begin
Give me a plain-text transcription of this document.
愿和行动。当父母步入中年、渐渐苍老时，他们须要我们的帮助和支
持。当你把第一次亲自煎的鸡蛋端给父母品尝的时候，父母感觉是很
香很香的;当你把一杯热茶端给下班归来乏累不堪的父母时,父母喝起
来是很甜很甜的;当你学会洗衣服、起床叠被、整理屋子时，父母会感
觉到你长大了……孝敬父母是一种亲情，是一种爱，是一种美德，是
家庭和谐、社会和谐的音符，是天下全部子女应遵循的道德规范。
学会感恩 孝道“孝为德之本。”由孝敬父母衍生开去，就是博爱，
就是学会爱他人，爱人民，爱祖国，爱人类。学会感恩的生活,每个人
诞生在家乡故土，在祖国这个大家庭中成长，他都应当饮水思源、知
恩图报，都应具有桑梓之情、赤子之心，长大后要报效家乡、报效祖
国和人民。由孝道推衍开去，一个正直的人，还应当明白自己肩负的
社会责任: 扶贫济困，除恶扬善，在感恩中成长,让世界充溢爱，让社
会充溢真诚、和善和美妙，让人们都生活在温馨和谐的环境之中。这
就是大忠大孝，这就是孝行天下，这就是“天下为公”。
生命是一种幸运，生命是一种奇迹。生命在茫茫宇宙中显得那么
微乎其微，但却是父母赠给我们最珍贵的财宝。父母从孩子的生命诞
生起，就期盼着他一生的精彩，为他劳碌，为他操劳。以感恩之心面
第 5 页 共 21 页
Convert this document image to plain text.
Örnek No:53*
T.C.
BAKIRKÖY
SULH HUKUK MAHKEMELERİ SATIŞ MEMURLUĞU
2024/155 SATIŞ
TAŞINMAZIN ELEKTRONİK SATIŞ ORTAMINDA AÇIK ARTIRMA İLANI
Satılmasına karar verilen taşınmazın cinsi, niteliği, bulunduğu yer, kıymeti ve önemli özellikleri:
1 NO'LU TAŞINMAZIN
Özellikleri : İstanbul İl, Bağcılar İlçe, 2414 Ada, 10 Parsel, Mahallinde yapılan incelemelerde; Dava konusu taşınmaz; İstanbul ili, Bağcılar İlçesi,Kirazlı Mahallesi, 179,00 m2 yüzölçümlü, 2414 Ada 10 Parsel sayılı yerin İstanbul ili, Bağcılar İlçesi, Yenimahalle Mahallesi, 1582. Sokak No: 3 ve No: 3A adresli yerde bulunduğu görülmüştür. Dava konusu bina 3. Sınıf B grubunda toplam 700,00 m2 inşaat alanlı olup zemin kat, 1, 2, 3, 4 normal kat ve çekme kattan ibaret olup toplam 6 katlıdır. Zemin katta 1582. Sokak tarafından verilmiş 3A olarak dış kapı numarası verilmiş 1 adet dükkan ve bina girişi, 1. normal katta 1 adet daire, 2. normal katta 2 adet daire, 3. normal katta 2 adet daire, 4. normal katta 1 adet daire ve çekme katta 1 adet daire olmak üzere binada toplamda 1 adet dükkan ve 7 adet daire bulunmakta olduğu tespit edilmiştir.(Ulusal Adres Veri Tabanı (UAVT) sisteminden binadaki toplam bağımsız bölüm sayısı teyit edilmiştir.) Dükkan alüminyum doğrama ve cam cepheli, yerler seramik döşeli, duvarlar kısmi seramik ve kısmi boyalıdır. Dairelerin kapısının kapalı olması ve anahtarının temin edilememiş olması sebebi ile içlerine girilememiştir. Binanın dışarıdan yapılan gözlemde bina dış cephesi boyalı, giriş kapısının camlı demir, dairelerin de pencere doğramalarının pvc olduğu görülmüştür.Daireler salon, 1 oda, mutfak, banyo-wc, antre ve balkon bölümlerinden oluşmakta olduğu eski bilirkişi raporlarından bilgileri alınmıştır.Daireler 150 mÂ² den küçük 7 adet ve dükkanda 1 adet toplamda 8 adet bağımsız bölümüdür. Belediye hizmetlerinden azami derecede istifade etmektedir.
end
TASK ▸ Which lines hold the string "document"? Copy all of them from the data above.

ANSWER FOR THIS EXERCISE ▸
Give me a plain-text transcription of this document.
Convert this document image to plain text.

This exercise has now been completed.